Some call it a cryptocurrency - more on that in a future post. It is certainly a non-fiat currency.
The guys over at "CoinDesk: The voice of digit currency" have a nice article on their experience on Silk Road.
Silk Road for readers not yet familar with Bitcoins was a recently shutdown webiste that was accessed through the anonymous Tor network.
Once connected it was simple a site where goods and services were bought and sold using Bitcoins. Where is the harm in that you might ask?
Here is where the problems began given those very same products were class A drugs and other illicit goods. Estimates are that $1.2 billion's worth of transactions took place over the two years of the silk road's existence.
So far, so interesting but where is the economics. This is where it gets interesting. Those $1.2 billion worth of transactions went through using bitcoins - it had become a legitimate currency of exchange.
Of course since mankind first started trading many things have been used for money. Gold, silver, seashells and many other "rare" items.
Bitcoins are mined (a process I will blog about another time) and are limited in supply. Most importantly they are not backed by any government. They are not backed by gold (what is these days) and they are tradable and can be broken into smaller units. It has all the attributes of a currency and it works.
Silk Road was a big player and the shutdown caused a huge sell off of bitcoins (although they bounced back quickly). Early predictions were that Bitcoins were finished. Now the dust has settled other retailers that take Bitcoins continue to do so.
The FEDs own 26,000 of them ($137 per coin) - what will it spend them on?
However, the currency lives on.
John Law's post over on CoinDesk is worth reading.

----------------

[Problems to work on]:
• a. According to the Bitcoin post, what is the estimated value of the transactions that took place during Silk Road's two years of existence?
• b. From the Bitcoin post, output everything from "Bitcoins are mined" down to "spend them on?".

(Stored data entries)
----------------

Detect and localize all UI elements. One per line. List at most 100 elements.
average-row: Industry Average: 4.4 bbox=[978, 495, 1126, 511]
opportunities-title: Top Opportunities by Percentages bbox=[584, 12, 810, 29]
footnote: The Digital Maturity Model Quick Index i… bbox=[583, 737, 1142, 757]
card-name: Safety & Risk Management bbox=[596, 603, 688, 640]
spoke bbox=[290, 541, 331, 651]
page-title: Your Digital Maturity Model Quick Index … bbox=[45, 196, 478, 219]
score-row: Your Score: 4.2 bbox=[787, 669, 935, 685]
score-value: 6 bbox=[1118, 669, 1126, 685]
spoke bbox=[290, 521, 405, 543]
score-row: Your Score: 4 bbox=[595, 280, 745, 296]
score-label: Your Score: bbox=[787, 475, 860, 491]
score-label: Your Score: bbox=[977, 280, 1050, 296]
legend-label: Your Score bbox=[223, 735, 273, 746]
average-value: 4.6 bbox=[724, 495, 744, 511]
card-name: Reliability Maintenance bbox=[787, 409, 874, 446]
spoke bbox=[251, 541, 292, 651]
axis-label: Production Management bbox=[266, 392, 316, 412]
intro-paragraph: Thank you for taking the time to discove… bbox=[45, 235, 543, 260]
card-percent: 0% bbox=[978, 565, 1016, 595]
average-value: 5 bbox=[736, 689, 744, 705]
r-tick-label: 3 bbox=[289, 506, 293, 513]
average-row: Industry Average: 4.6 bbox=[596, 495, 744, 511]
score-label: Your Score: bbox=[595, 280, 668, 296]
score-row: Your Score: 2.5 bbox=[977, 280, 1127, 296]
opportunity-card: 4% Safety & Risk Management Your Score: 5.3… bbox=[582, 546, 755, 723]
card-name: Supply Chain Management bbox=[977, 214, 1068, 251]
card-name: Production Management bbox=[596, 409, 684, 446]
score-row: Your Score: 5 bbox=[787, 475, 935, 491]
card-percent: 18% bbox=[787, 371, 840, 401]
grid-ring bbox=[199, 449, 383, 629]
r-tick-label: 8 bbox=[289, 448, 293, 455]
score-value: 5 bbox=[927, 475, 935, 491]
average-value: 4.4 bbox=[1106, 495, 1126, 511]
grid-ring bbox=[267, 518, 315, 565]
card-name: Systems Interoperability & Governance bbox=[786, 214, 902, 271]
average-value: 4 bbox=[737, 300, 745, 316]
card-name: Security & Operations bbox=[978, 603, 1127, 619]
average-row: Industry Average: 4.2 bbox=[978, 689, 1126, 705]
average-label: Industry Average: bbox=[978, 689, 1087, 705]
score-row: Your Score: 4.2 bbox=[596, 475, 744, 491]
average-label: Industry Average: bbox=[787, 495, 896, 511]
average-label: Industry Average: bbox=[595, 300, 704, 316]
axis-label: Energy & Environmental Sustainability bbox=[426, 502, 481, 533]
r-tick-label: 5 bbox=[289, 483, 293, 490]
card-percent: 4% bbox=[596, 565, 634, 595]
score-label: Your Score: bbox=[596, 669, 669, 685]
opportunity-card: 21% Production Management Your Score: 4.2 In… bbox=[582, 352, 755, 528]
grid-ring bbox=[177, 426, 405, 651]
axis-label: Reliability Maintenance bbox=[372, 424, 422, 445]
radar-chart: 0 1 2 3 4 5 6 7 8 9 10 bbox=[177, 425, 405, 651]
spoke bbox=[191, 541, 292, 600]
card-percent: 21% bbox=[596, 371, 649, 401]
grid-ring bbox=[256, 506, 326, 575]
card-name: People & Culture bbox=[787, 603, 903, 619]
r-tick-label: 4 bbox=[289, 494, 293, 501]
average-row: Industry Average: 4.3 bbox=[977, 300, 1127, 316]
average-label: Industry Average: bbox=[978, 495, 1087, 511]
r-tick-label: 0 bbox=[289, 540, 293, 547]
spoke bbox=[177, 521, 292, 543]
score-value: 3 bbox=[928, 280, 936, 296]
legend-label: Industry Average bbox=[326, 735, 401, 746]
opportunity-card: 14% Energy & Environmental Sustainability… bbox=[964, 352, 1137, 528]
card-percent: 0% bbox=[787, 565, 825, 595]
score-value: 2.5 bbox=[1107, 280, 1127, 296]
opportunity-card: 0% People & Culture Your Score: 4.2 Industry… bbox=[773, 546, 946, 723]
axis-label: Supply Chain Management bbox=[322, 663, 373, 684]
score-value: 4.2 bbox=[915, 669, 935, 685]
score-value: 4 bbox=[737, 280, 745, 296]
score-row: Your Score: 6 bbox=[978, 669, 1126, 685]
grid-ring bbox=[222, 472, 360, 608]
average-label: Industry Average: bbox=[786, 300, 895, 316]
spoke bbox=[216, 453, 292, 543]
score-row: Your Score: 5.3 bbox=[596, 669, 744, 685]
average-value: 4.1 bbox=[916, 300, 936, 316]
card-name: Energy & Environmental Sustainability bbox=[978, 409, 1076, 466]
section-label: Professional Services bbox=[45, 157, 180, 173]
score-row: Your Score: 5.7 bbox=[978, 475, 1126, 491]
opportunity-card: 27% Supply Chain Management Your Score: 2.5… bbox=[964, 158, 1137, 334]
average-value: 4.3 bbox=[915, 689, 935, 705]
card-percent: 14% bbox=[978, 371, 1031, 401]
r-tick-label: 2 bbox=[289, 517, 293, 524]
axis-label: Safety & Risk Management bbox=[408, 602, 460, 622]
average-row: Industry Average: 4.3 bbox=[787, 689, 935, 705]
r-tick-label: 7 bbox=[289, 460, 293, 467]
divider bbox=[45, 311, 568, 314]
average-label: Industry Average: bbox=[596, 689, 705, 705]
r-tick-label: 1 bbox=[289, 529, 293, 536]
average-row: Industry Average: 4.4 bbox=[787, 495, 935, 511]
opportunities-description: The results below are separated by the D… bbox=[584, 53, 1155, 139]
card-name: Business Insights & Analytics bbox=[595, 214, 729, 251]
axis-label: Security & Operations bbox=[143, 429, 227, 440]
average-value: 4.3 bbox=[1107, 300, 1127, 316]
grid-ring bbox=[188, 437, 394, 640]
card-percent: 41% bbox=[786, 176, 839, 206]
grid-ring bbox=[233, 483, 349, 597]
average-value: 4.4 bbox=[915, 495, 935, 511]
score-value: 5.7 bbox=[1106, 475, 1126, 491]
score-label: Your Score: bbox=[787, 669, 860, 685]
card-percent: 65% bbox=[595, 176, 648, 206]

----------------

[Responses per task]:
• a. About $1.2 billion's worth.

• b.
Bitcoins are mined (a process I will blog about another time) and are limited in supply. Most importantly they are not backed by any government. They are not backed by gold (what is these days) and they are tradable and can be broken into smaller units. It has all the attributes of a currency and it works.
Silk Road was a big player and the shutdown caused a huge sell off of bitcoins (although they bounced back quickly). Early predictions were that Bitcoins were finished. Now the dust has settled other retailers that take Bitcoins continue to do so.
The FEDs own 26,000 of them ($137 per coin) - what will it spend them on?